> **DATASET RECORDS**
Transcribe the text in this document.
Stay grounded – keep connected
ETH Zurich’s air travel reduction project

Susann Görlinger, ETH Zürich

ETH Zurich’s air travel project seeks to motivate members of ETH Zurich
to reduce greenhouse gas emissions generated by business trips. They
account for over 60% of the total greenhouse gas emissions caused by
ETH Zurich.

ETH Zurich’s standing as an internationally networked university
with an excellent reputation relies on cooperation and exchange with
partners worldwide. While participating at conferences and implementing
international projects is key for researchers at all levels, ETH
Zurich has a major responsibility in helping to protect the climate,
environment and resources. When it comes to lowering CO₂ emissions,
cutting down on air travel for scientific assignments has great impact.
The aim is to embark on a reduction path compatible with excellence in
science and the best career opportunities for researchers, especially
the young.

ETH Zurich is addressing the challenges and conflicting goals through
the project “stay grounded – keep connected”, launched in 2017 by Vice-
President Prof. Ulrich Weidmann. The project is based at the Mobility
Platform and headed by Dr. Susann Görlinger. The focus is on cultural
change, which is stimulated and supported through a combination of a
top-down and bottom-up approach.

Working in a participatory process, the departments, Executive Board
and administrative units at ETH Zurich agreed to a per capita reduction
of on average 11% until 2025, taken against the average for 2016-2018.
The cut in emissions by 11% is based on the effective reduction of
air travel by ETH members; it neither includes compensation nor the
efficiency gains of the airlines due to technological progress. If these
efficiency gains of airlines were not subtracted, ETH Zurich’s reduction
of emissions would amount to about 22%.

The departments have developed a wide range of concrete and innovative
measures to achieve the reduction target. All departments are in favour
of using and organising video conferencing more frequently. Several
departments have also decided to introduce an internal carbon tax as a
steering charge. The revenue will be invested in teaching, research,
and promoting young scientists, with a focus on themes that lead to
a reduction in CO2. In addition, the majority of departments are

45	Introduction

> **EXERCISE DETAILS**
Every line of the listing that holds "greenhouse" should be found and copied.

> **EXPECTED ANSWER**
to reduce greenhouse gas emissions generated by business trips. They
account for over 60% of the total greenhouse gas emissions caused by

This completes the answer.